Supplied material:
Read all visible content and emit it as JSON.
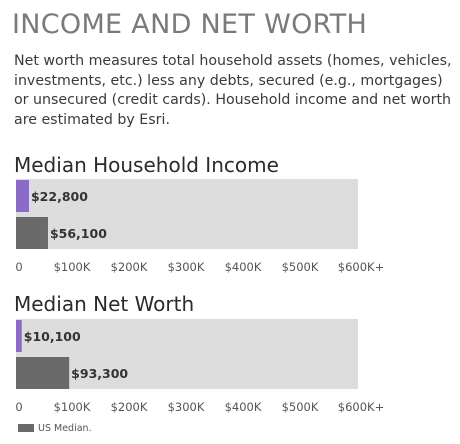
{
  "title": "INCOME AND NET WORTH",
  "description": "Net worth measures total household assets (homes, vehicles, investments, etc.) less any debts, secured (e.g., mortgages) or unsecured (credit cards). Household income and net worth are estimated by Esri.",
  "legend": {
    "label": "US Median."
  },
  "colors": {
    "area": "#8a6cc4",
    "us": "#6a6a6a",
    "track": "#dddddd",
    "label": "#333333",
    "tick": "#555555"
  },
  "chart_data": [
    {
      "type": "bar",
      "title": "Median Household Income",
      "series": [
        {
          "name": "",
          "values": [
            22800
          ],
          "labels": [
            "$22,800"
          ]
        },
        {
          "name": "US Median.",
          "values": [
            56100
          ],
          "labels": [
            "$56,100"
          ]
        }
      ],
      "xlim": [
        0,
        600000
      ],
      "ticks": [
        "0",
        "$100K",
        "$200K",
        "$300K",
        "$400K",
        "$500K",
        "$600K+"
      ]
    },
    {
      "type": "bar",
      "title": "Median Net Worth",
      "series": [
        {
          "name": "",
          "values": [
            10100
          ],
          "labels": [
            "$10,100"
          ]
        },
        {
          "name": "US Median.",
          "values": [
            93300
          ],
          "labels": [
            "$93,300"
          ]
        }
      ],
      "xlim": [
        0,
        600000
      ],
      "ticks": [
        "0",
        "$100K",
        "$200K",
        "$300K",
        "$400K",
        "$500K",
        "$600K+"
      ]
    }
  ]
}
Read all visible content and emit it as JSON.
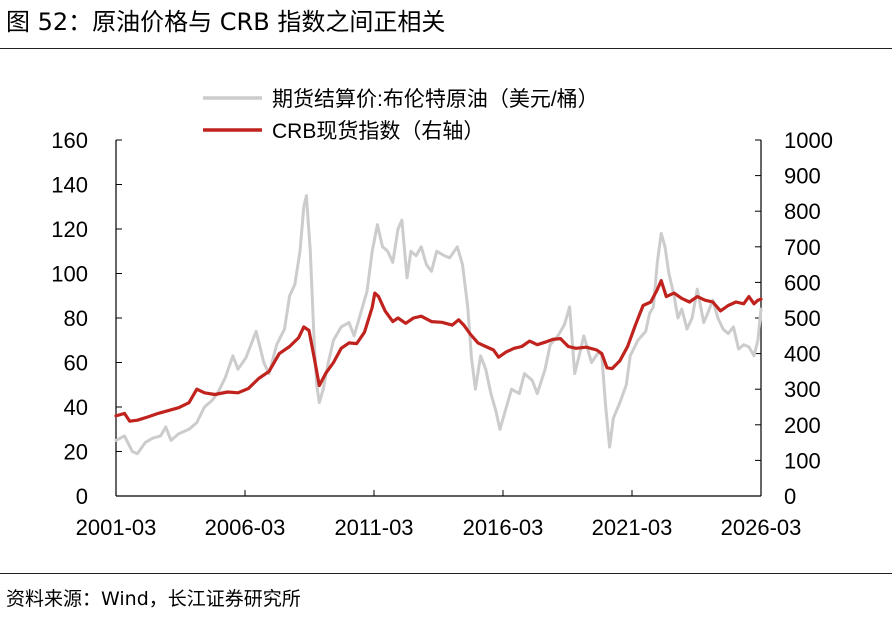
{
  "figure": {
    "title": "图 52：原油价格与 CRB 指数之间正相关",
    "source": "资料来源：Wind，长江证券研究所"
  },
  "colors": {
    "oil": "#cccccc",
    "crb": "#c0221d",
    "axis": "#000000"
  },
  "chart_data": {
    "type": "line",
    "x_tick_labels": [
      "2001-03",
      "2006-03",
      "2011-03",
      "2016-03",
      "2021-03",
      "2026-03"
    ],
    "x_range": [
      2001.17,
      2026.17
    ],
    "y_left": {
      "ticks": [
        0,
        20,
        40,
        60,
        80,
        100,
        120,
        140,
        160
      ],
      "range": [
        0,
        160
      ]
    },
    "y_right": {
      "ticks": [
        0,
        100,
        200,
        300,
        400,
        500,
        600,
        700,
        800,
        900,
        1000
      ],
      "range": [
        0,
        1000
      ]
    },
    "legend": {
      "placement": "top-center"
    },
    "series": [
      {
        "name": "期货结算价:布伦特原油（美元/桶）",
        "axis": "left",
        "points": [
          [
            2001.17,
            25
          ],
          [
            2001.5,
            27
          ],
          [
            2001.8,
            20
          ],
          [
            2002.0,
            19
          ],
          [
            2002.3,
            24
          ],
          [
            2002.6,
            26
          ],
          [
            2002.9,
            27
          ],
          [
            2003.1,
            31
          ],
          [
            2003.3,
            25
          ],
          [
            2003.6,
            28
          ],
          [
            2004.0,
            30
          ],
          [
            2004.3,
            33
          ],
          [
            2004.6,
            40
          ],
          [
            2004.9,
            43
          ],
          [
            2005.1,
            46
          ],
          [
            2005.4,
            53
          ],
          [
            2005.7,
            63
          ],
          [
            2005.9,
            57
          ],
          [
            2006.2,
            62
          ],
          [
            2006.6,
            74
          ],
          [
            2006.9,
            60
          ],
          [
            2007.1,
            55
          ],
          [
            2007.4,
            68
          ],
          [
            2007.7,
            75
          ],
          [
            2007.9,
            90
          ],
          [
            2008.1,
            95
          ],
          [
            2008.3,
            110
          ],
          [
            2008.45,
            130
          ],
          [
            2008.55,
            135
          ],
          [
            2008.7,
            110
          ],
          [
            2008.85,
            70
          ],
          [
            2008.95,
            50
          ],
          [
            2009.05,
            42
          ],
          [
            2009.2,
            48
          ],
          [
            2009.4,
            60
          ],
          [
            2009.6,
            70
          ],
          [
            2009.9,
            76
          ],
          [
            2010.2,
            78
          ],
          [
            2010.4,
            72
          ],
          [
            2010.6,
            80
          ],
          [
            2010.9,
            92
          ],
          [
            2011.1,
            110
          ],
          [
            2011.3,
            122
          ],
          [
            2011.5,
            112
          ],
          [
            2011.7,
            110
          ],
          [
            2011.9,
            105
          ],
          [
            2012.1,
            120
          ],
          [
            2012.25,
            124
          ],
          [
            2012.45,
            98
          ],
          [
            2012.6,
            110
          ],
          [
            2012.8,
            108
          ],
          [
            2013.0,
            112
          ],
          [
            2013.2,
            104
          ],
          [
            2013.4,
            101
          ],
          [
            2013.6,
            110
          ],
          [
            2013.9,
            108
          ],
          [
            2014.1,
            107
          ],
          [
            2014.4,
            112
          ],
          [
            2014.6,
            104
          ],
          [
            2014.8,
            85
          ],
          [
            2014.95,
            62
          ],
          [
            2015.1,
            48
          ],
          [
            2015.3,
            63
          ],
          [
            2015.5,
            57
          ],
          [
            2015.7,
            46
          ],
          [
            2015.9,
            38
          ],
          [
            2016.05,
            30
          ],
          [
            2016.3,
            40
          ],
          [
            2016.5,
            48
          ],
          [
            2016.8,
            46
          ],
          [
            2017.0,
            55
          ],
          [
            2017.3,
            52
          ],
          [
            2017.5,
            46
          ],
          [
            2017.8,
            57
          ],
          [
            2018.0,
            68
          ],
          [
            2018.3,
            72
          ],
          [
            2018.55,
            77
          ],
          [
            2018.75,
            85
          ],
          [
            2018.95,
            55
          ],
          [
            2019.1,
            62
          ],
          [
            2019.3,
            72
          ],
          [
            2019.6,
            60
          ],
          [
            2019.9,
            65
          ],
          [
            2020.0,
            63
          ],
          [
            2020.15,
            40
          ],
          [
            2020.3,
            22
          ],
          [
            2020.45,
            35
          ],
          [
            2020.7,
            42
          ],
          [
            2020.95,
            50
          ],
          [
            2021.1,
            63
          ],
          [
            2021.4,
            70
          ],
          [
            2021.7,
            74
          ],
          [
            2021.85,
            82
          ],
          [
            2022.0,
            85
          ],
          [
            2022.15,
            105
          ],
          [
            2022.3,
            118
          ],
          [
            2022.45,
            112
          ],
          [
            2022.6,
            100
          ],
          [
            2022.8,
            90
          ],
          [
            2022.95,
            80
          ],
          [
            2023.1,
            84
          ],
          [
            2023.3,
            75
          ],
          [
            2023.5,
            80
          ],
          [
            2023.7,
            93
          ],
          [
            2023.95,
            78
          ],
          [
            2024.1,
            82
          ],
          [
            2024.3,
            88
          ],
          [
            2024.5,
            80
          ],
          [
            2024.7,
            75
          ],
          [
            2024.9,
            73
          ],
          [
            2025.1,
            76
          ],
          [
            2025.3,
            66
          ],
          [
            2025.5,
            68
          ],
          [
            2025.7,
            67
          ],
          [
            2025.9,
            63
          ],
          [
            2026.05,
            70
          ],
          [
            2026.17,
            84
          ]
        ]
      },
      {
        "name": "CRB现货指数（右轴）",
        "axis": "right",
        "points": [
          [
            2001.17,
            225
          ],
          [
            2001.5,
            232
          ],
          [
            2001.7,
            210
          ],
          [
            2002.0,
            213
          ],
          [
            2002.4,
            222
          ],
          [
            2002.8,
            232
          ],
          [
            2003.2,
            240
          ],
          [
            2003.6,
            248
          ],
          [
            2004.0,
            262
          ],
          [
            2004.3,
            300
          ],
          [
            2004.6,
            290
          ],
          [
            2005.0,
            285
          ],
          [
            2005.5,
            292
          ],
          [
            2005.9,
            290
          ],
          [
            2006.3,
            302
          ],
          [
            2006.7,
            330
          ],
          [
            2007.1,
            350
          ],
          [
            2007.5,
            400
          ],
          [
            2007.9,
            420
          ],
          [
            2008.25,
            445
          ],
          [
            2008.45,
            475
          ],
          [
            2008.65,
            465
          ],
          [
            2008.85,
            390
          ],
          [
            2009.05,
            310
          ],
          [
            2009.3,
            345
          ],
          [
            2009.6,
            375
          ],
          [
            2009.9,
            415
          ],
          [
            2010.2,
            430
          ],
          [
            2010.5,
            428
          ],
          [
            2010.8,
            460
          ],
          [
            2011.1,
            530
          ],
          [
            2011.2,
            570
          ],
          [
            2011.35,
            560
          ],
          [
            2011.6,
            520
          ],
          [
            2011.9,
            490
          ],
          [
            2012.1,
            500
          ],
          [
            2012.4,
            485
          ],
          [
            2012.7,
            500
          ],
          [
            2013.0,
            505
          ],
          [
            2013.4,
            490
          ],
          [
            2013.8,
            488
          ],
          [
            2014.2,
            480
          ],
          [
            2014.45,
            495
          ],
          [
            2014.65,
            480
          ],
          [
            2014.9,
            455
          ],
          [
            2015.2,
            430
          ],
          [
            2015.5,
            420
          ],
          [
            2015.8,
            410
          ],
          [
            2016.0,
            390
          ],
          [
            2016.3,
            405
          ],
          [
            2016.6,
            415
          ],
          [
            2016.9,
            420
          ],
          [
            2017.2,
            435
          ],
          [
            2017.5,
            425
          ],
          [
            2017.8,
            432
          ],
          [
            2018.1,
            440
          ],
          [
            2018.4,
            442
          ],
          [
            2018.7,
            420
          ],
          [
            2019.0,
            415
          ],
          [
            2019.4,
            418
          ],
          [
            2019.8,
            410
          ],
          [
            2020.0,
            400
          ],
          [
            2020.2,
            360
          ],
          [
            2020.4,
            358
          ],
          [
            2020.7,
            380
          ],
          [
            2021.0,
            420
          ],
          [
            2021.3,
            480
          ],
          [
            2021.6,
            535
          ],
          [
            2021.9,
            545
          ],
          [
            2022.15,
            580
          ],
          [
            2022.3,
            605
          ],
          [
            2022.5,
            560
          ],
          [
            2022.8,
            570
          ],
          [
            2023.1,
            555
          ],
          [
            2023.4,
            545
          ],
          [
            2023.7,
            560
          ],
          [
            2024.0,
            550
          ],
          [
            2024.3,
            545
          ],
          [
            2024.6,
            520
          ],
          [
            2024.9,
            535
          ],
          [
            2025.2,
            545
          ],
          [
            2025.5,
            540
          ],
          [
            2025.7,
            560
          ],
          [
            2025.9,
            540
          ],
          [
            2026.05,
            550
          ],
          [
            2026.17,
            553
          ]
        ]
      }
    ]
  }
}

Task goal: Pull every line containing "Median" out of the records.

Result of the task:
    "label": "US Median."
      "title": "Median Household Income",
          "name": "US Median.",
      "title": "Median Net Worth",
          "name": "US Median.",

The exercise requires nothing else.